*READING TEXT*:
====
The 3rd differences are constant.
Hence, the generating function is of the 3rd degree . . . a cubic.

The general cubic is: . $f(n) \:=\:an^3 + bn^2 + cn + d$

To determine $a,b,c,d$, we use the first four terms of the sequence
. . and construct a system of equations.

. . . $\begin{array}{cccccccc}f(1) = 1: & a + b + c + d &=& 1 & [1] \\
f(2) = 5: & 8a + 4b + 2c + d &=& 5 & [2] \\
f(3) = 14: & 27a + 9b + 3c + d &=& 14 & [3] \\
f(4) = 30: & 64a + 16b + 4c + d &=& 30 & [4] \end{array}$

. . $\begin{array}{ccccccc}
\text{Subtract [2] - [1]} && 7a + 3b + c &=& 4 & [5] \\
\text{Subtract [3] - [2]} && 19a + 5b + c &=& 9 & [6] \\
\text{Subtract [4] - [3]} && 37a + 7b + c &=& 16 & [7] \end{array}$

. . $\begin{array}{ccccccc}
\text{Subtract [6] - [5]} && 12a + 2b &=& 5 & [8] \\
\text{Subtract [7] - [6]} && 18a + 2b &=& 7 & [9] \end{array}$

. . $\begin{array}{ccccccc}
\text{Subtract [9] - [8]} && 6a \:=\:2 & \Rightarrow &\boxed{ a \:=\:\tfrac{1}{3}}
\end{array}$

Substitute into [8]: . $12\left(\tfrac{1}{3}\right) + 2b \:=\:5 \quad\Rightarrow\quad\boxed{ b \:=\:\tfrac{1}{2}}$

Substitute into [5]: . $7\left(\tfrac{1}{3}\right) + 3\left(\tfrac{1}{2}\right) + c \:=\:4 \quad\Rightarrow\quad\boxed{ c \:=\:\tfrac{1}{6}}$

Substitute into [1]: . $\tfrac{1}{3} + \tfrac{1}{2} + \tfrac{1}{6} + d \:=\:1 \quad\Rightarrow\quad\boxed{ d \:=\:0}$

Hence: . $f(n) \:=\:\tfrac{1}{3}n^3 + \tfrac{1}{2}n^2 + \tfrac{1}{6}n \;=\;\tfrac{1}{6}n(2n^2+3n+1)$

. . Therefore: . $f(n) \;=\;\frac{n(n+1)(2n+1)}{6}$

4. janvdl proved it. To derive it, you can use "Newton's divided difference formula". If You make a list of values a(n), then subtract each value from the next, $\Delta(n)= a(n+1)- a(n)$ (That's the "difference". The "divided" part would be dividing by the distance between succesive indices which, here, is 1.) Form the "second difference" by subtracting each difference from the next, $\Delta^2(n)= \Delta(n+1)- \Delta(n)$. Form the "third difference" similarly, etc. If you stop with the "kth difference", then a(n) is approximated by $a(0)+ \Delta(0)n+ \Delta^2(0)/2 n(n-1)+ \cdot\cdot\cdot+ \Delta^k(0)/k! n(n-1)(n-2)\cdot\cdot\cdot(n-k+1)$. (That should remind you of the Taylor polynomials.)
====
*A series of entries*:
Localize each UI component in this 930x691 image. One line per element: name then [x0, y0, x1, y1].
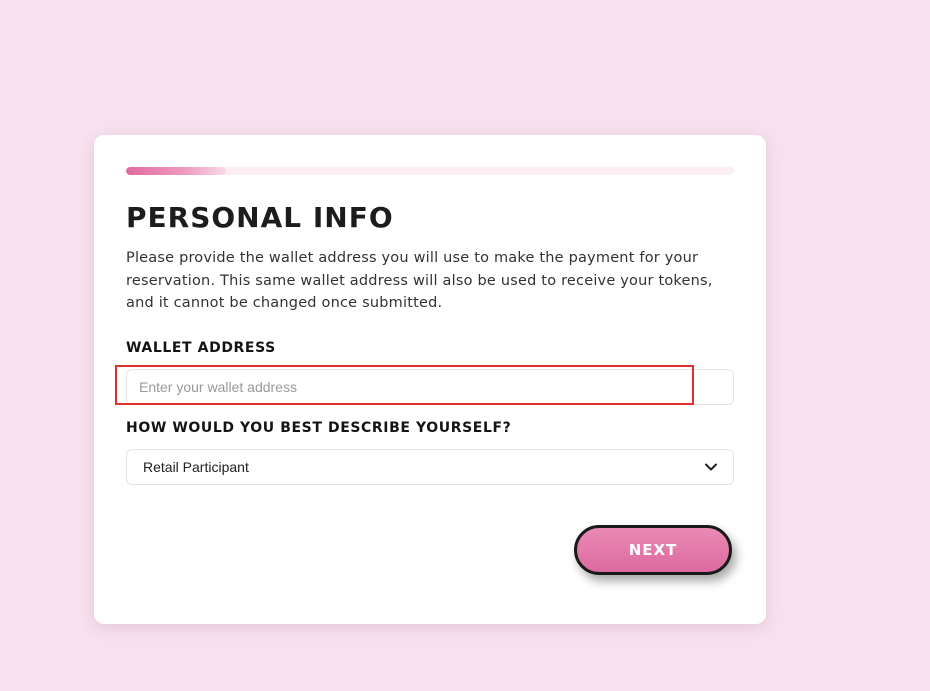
wallet-address-input[interactable]: [126, 369, 734, 405]
progress-bar-fill: [126, 167, 227, 175]
wallet-address-label: WALLET ADDRESS: [126, 340, 276, 356]
personal-info-card: PERSONAL INFO Please provide the wallet …: [94, 135, 766, 624]
describe-yourself-label: HOW WOULD YOU BEST DESCRIBE YOURSELF?: [126, 420, 512, 436]
describe-yourself-select-wrapper: Retail Participant: [126, 449, 734, 485]
next-button[interactable]: NEXT: [574, 525, 732, 575]
select-selected-value: Retail Participant: [143, 459, 249, 475]
page-title: PERSONAL INFO: [126, 201, 394, 234]
progress-bar: [126, 167, 734, 175]
wallet-address-field-wrapper: [115, 365, 734, 405]
chevron-down-icon: [705, 461, 717, 473]
form-description: Please provide the wallet address you wi…: [126, 250, 713, 311]
describe-yourself-select[interactable]: Retail Participant: [126, 449, 734, 485]
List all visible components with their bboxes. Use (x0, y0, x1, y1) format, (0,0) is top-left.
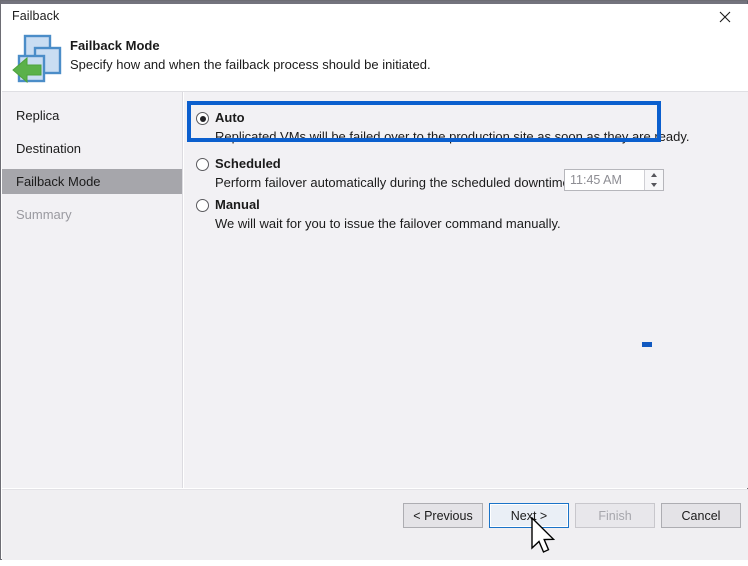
next-button[interactable]: Next > (489, 503, 569, 528)
wizard-footer: < Previous Next > Finish Cancel (2, 489, 748, 560)
failback-wizard-window: Failback Failback Mode Specify how and w… (0, 0, 748, 560)
finish-button: Finish (575, 503, 655, 528)
schedule-time-stepper[interactable] (644, 170, 663, 190)
next-button-label: Next > (511, 509, 547, 523)
header-subtitle: Specify how and when the failback proces… (70, 57, 431, 72)
window-title: Failback (12, 9, 59, 23)
radio-auto[interactable] (196, 112, 209, 125)
sidebar-item-destination[interactable]: Destination (2, 136, 182, 161)
previous-button[interactable]: < Previous (403, 503, 483, 528)
title-bar: Failback (2, 4, 748, 32)
close-x-icon (719, 11, 731, 23)
sidebar-item-label: Summary (16, 207, 72, 222)
close-button[interactable] (702, 1, 748, 32)
cancel-button[interactable]: Cancel (661, 503, 741, 528)
sidebar-item-summary: Summary (2, 202, 182, 227)
option-auto-label: Auto (215, 110, 245, 125)
sidebar-item-replica[interactable]: Replica (2, 103, 182, 128)
schedule-time-value: 11:45 AM (570, 173, 622, 187)
finish-button-label: Finish (598, 509, 631, 523)
option-auto-description: Replicated VMs will be failed over to th… (215, 129, 690, 144)
header-title: Failback Mode (70, 38, 160, 53)
blue-marker-artifact (642, 342, 652, 347)
sidebar-item-label: Replica (16, 108, 59, 123)
sidebar-item-label: Destination (16, 141, 81, 156)
radio-manual[interactable] (196, 199, 209, 212)
option-manual-label: Manual (215, 197, 260, 212)
sidebar-item-failback-mode[interactable]: Failback Mode (2, 169, 182, 194)
option-scheduled-label: Scheduled (215, 156, 281, 171)
option-manual-description: We will wait for you to issue the failov… (215, 216, 561, 231)
chevron-up-icon[interactable] (645, 170, 662, 180)
failback-replica-arrow-icon (11, 32, 69, 88)
sidebar-item-label: Failback Mode (16, 174, 101, 189)
wizard-step-nav: Replica Destination Failback Mode Summar… (2, 92, 183, 488)
schedule-time-input[interactable]: 11:45 AM (564, 169, 664, 191)
wizard-content-panel: Auto Replicated VMs will be failed over … (184, 92, 748, 488)
cancel-button-label: Cancel (682, 509, 721, 523)
radio-scheduled[interactable] (196, 158, 209, 171)
wizard-header: Failback Mode Specify how and when the f… (2, 32, 748, 92)
option-scheduled-description: Perform failover automatically during th… (215, 175, 588, 190)
chevron-down-icon[interactable] (645, 180, 662, 190)
previous-button-label: < Previous (413, 509, 472, 523)
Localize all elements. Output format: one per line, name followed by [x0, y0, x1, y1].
====
*GOALS*:
(1) Quote the stretch of the text on finite differences from "Hence, the generating" through "system of equations.".
(2) In the text on finite differences, which terms of the sequence are used to build the system of equations for a, b, c and d?

*EXPECTED OUTPUTS*:
(1)
Hence, the generating function is of the 3rd degree . . . a cubic.

The general cubic is: . $f(n) \:=\:an^3 + bn^2 + cn + d$

To determine $a,b,c,d$, we use the first four terms of the sequence
. . and construct a system of equations.

(2) The first four terms of the sequence.